• [Stated exercise] Reproduce all the entries exactly and keep the pictures out.

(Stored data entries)
----------
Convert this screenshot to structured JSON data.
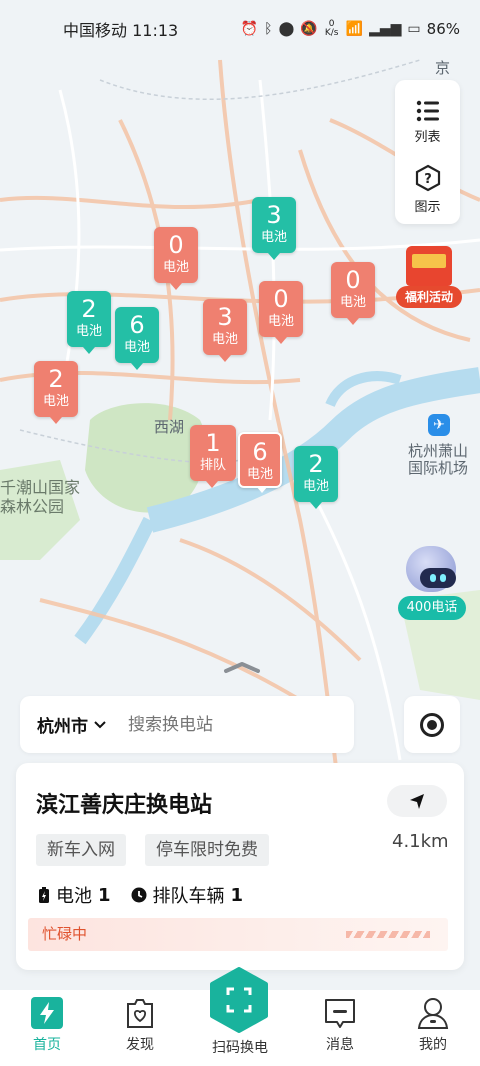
{
  "status_bar": {
    "carrier_time": "中国移动 11:13",
    "net_speed": "0 K/s",
    "battery": "86%"
  },
  "map": {
    "labels": {
      "jing": "京",
      "xihu": "西湖",
      "park": "千潮山国家\n森林公园",
      "airport": "杭州萧山\n国际机场"
    }
  },
  "side_panel": {
    "list_label": "列表",
    "legend_label": "图示"
  },
  "promo": {
    "label": "福利活动"
  },
  "service": {
    "label": "400电话"
  },
  "markers": [
    {
      "num": "0",
      "label": "电池",
      "color": "orange"
    },
    {
      "num": "3",
      "label": "电池",
      "color": "green"
    },
    {
      "num": "0",
      "label": "电池",
      "color": "orange"
    },
    {
      "num": "2",
      "label": "电池",
      "color": "green"
    },
    {
      "num": "6",
      "label": "电池",
      "color": "green"
    },
    {
      "num": "3",
      "label": "电池",
      "color": "orange"
    },
    {
      "num": "0",
      "label": "电池",
      "color": "orange"
    },
    {
      "num": "2",
      "label": "电池",
      "color": "orange"
    },
    {
      "num": "1",
      "label": "排队",
      "color": "orange"
    },
    {
      "num": "6",
      "label": "电池",
      "color": "orange"
    },
    {
      "num": "2",
      "label": "电池",
      "color": "green"
    }
  ],
  "search": {
    "city": "杭州市",
    "placeholder": "搜索换电站"
  },
  "station": {
    "name": "滨江善庆庄换电站",
    "distance": "4.1km",
    "tags": [
      "新车入网",
      "停车限时免费"
    ],
    "battery_label": "电池",
    "battery_count": "1",
    "queue_label": "排队车辆",
    "queue_count": "1",
    "status": "忙碌中"
  },
  "colors": {
    "accent": "#19b39d",
    "marker_green": "#24bfa6",
    "marker_orange": "#ef8070",
    "busy": "#e0532f"
  },
  "bottom_nav": {
    "home": "首页",
    "discover": "发现",
    "scan": "扫码换电",
    "messages": "消息",
    "me": "我的"
  }
}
----------
• [Output of the exercise]
Convert this screenshot to structured JSON data.
{
  "status_bar": {
    "carrier_time": "中国移动 11:13",
    "net_speed": "0 K/s",
    "battery": "86%"
  },
  "map": {
    "labels": {
      "jing": "京",
      "xihu": "西湖",
      "park": "千潮山国家\n森林公园",
      "airport": "杭州萧山\n国际机场"
    }
  },
  "side_panel": {
    "list_label": "列表",
    "legend_label": "图示"
  },
  "promo": {
    "label": "福利活动"
  },
  "service": {
    "label": "400电话"
  },
  "markers": [
    {
      "num": "0",
      "label": "电池",
      "color": "orange"
    },
    {
      "num": "3",
      "label": "电池",
      "color": "green"
    },
    {
      "num": "0",
      "label": "电池",
      "color": "orange"
    },
    {
      "num": "2",
      "label": "电池",
      "color": "green"
    },
    {
      "num": "6",
      "label": "电池",
      "color": "green"
    },
    {
      "num": "3",
      "label": "电池",
      "color": "orange"
    },
    {
      "num": "0",
      "label": "电池",
      "color": "orange"
    },
    {
      "num": "2",
      "label": "电池",
      "color": "orange"
    },
    {
      "num": "1",
      "label": "排队",
      "color": "orange"
    },
    {
      "num": "6",
      "label": "电池",
      "color": "orange"
    },
    {
      "num": "2",
      "label": "电池",
      "color": "green"
    }
  ],
  "search": {
    "city": "杭州市",
    "placeholder": "搜索换电站"
  },
  "station": {
    "name": "滨江善庆庄换电站",
    "distance": "4.1km",
    "tags": [
      "新车入网",
      "停车限时免费"
    ],
    "battery_label": "电池",
    "battery_count": "1",
    "queue_label": "排队车辆",
    "queue_count": "1",
    "status": "忙碌中"
  },
  "colors": {
    "accent": "#19b39d",
    "marker_green": "#24bfa6",
    "marker_orange": "#ef8070",
    "busy": "#e0532f"
  },
  "bottom_nav": {
    "home": "首页",
    "discover": "发现",
    "scan": "扫码换电",
    "messages": "消息",
    "me": "我的"
  }
}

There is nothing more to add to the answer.